── Excerpt ──

Modibo Niakaté

Personal information
- Born: 21 March 1981 (age 44) Créteil, France
- Nationality: Malian
- Listed height: 1.88 m (6 ft 2 in)
- Listed weight: 85 kg (187 lb)

Career information
- College: Cleveland State (2002–2005)
- NBA draft: 2005: undrafted
- Playing career: 2005–2020
- Position: Point guard

Career history
- 2005: BS Energy Braunschweig
- 2005: Chorale Roanne
- 2005: Élan Chalon
- 2005–2007: Chorale Roanne
- 2007–2008: Limoges CSP
- 2008–2009: Prostějov
- 2009–2010: Stade Clermontois BA
- 2010–2011: Orchies
- 2011–2012: Rueil Athletic Club
- 2013–2016: Puy-en-Velay
- 2016–2020: Cergy Pontoise

Career highlights
- AfroBasket top scorer (2007);

= Modibo Niakaté =

French-Malian basketball player

Modibo Niakaté is a Malian basketball player. He played for the Mali national basketball team. Niakaté played college basketball for Cleveland State, before playing professionally in France, Czech Republic and Germany.

Niakaté was the top scorer of AfroBasket 2007, where he averaged 21.8 points per game.

───
── Record extracts ──

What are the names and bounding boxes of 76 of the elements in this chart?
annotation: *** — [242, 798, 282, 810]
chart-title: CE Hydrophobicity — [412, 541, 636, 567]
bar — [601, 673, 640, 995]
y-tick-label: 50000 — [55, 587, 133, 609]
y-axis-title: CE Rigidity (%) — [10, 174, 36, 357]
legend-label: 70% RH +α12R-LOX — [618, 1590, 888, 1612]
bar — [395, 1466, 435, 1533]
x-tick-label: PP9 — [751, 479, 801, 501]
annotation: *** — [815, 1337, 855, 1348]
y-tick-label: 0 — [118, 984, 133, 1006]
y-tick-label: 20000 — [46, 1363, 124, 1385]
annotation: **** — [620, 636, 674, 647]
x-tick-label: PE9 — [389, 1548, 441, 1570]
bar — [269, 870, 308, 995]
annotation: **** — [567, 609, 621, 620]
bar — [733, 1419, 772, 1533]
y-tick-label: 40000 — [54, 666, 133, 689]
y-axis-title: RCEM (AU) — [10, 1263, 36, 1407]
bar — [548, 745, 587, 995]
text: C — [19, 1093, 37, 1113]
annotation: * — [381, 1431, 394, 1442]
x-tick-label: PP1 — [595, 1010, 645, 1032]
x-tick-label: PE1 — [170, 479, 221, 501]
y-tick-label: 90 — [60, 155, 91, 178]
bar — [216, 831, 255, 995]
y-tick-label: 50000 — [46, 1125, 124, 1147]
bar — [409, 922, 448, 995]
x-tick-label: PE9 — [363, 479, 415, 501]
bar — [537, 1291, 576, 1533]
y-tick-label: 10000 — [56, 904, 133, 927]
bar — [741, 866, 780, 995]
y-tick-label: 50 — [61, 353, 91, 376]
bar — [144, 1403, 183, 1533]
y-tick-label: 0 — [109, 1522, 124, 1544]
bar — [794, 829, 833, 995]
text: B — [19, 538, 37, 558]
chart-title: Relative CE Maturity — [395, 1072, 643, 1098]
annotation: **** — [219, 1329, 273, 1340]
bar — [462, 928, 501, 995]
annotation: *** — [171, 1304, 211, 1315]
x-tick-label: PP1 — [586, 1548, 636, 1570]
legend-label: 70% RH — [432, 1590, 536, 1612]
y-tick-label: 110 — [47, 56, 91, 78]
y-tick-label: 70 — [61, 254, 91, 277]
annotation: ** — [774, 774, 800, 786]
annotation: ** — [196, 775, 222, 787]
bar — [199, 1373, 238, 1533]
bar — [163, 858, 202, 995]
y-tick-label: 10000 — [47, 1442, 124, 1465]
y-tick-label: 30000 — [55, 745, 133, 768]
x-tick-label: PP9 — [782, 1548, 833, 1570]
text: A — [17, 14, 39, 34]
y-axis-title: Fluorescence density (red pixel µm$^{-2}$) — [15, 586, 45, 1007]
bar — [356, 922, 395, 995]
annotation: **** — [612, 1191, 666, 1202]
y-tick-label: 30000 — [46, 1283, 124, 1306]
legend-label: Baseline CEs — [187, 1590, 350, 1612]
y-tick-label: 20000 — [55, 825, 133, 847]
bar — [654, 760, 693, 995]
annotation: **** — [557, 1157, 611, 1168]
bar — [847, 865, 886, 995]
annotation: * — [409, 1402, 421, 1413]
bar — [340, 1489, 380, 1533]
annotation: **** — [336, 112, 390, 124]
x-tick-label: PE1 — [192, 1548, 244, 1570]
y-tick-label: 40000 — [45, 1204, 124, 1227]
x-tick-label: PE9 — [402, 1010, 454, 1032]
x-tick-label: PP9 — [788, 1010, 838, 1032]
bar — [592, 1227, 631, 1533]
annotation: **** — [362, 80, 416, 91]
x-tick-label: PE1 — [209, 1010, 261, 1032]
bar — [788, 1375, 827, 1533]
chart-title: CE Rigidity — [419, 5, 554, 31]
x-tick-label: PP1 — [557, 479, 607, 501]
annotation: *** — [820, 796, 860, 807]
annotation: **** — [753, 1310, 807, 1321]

───

[What to do]:
A. In the text about Modibo Niakaté, set down the passage that begins with the words "Personal information" and ends with "kg (187 lb)".
B. Translate this sentence from the text about Modibo Niakaté into French: "Niakaté was the top scorer of AfroBasket 2007, where he averaged 21.8 points per game."
The rows come from a separate source unrelated to the text about Modibo Niakaté.

[Task answers]:
A.
Personal information
- Born: 21 March 1981 (age 44) Créteil, France
- Nationality: Malian
- Listed height: 1.88 m (6 ft 2 in)
- Listed weight: 85 kg (187 lb)

B. Niakaté a été le meilleur marqueur de l'AfroBasket 2007, où il a affiché une moyenne de 21,8 points par match.